**EXERCISE DETAILS**
Write out the records word for word, with no pictures.
──────── SUPPLIED DATA
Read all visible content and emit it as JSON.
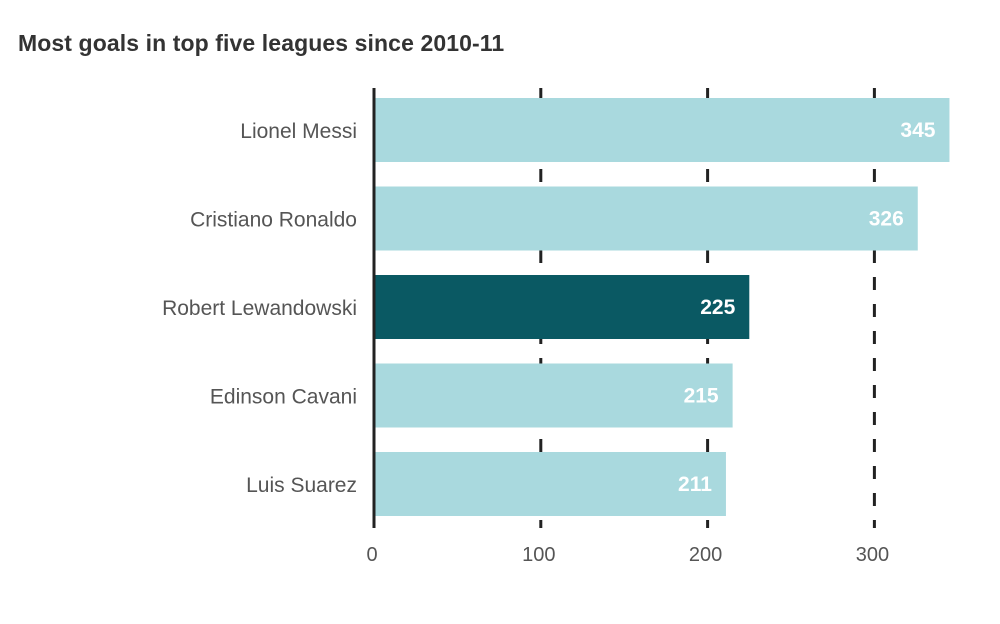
{
  "title": "Most goals in top five leagues since 2010-11",
  "colors": {
    "bar": "#a9d9de",
    "highlight": "#0a5963",
    "axis": "#222222",
    "gridline": "#222222",
    "label_text": "#555555",
    "value_text": "#ffffff"
  },
  "chart_data": {
    "type": "bar",
    "orientation": "horizontal",
    "title": "Most goals in top five leagues since 2010-11",
    "xlabel": "",
    "ylabel": "",
    "xlim": [
      0,
      345
    ],
    "grid": "vertical dashed",
    "categories": [
      "Lionel Messi",
      "Cristiano Ronaldo",
      "Robert Lewandowski",
      "Edinson Cavani",
      "Luis Suarez"
    ],
    "values": [
      345,
      326,
      225,
      215,
      211
    ],
    "highlighted": [
      "Robert Lewandowski"
    ],
    "xticks": [
      0,
      100,
      200,
      300
    ],
    "data_labels": [
      "345",
      "326",
      "225",
      "215",
      "211"
    ]
  }
}
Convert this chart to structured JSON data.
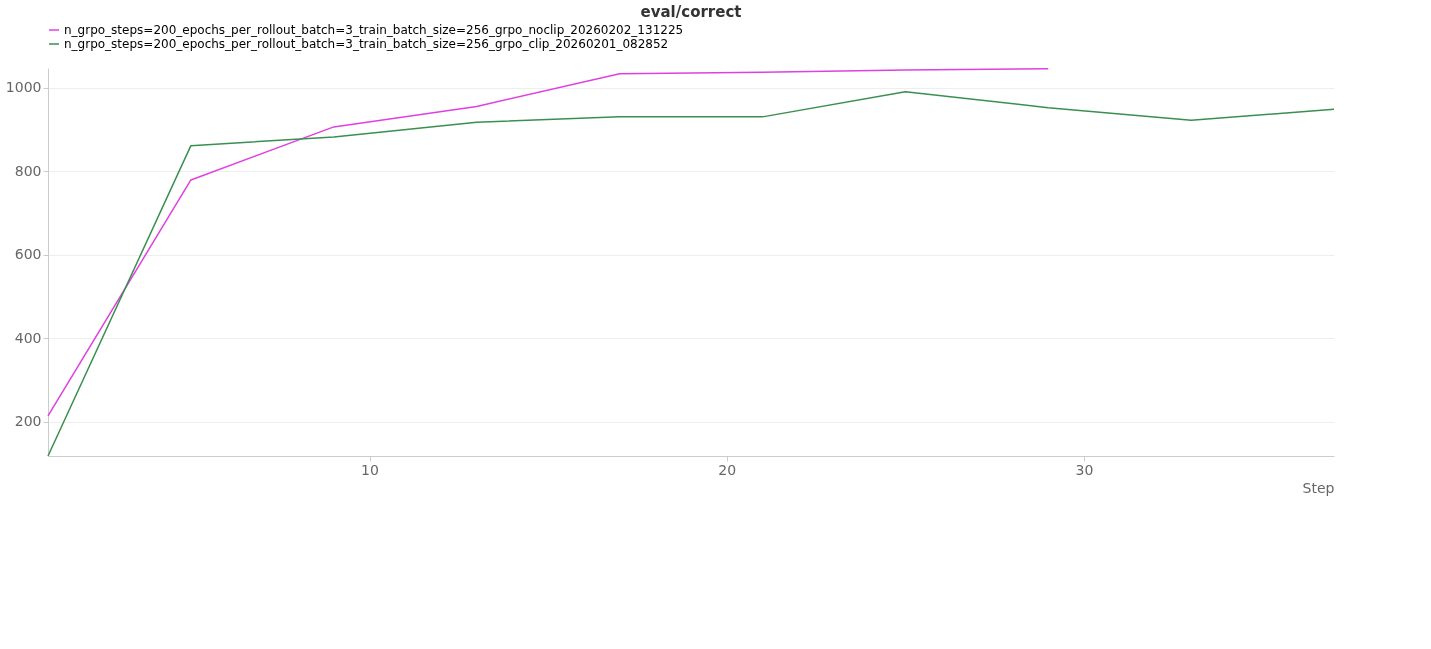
{
  "chart_data": {
    "type": "line",
    "title": "eval/correct",
    "xlabel": "Step",
    "xlim": [
      1,
      37
    ],
    "xticks": [
      10,
      20,
      30
    ],
    "ylim": [
      118,
      1047
    ],
    "yticks": [
      200,
      400,
      600,
      800,
      1000
    ],
    "grid": "y",
    "legend": "top",
    "line_style": "solid",
    "series": [
      {
        "name": "n_grpo_steps=200_epochs_per_rollout_batch=3_train_batch_size=256_grpo_noclip_20260202_131225",
        "color": "#e040e0",
        "x": [
          1,
          5,
          9,
          13,
          17,
          21,
          25,
          29
        ],
        "values": [
          214,
          779,
          906,
          955,
          1033,
          1037,
          1042,
          1045
        ]
      },
      {
        "name": "n_grpo_steps=200_epochs_per_rollout_batch=3_train_batch_size=256_grpo_clip_20260201_082852",
        "color": "#3a8f50",
        "x": [
          1,
          5,
          9,
          13,
          17,
          21,
          25,
          29,
          33,
          37
        ],
        "values": [
          118,
          861,
          882,
          917,
          930,
          930,
          990,
          952,
          922,
          948
        ]
      }
    ]
  }
}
────────────────
**EXERCISE RESPONSE**
Read all visible content and emit it as JSON.
{
  "title": "Most goals in top five leagues since 2010-11",
  "colors": {
    "bar": "#a9d9de",
    "highlight": "#0a5963",
    "axis": "#222222",
    "gridline": "#222222",
    "label_text": "#555555",
    "value_text": "#ffffff"
  },
  "chart_data": {
    "type": "bar",
    "orientation": "horizontal",
    "title": "Most goals in top five leagues since 2010-11",
    "xlabel": "",
    "ylabel": "",
    "xlim": [
      0,
      345
    ],
    "grid": "vertical dashed",
    "categories": [
      "Lionel Messi",
      "Cristiano Ronaldo",
      "Robert Lewandowski",
      "Edinson Cavani",
      "Luis Suarez"
    ],
    "values": [
      345,
      326,
      225,
      215,
      211
    ],
    "highlighted": [
      "Robert Lewandowski"
    ],
    "xticks": [
      0,
      100,
      200,
      300
    ],
    "data_labels": [
      "345",
      "326",
      "225",
      "215",
      "211"
    ]
  }
}
Convert this chart to structured JSON data.
{
  "chart_data": {
    "type": "line",
    "title": "eval/correct",
    "xlabel": "Step",
    "xlim": [
      1,
      37
    ],
    "xticks": [
      10,
      20,
      30
    ],
    "ylim": [
      118,
      1047
    ],
    "yticks": [
      200,
      400,
      600,
      800,
      1000
    ],
    "grid": "y",
    "legend": "top",
    "line_style": "solid",
    "series": [
      {
        "name": "n_grpo_steps=200_epochs_per_rollout_batch=3_train_batch_size=256_grpo_noclip_20260202_131225",
        "color": "#e040e0",
        "x": [
          1,
          5,
          9,
          13,
          17,
          21,
          25,
          29
        ],
        "values": [
          214,
          779,
          906,
          955,
          1033,
          1037,
          1042,
          1045
        ]
      },
      {
        "name": "n_grpo_steps=200_epochs_per_rollout_batch=3_train_batch_size=256_grpo_clip_20260201_082852",
        "color": "#3a8f50",
        "x": [
          1,
          5,
          9,
          13,
          17,
          21,
          25,
          29,
          33,
          37
        ],
        "values": [
          118,
          861,
          882,
          917,
          930,
          930,
          990,
          952,
          922,
          948
        ]
      }
    ]
  }
}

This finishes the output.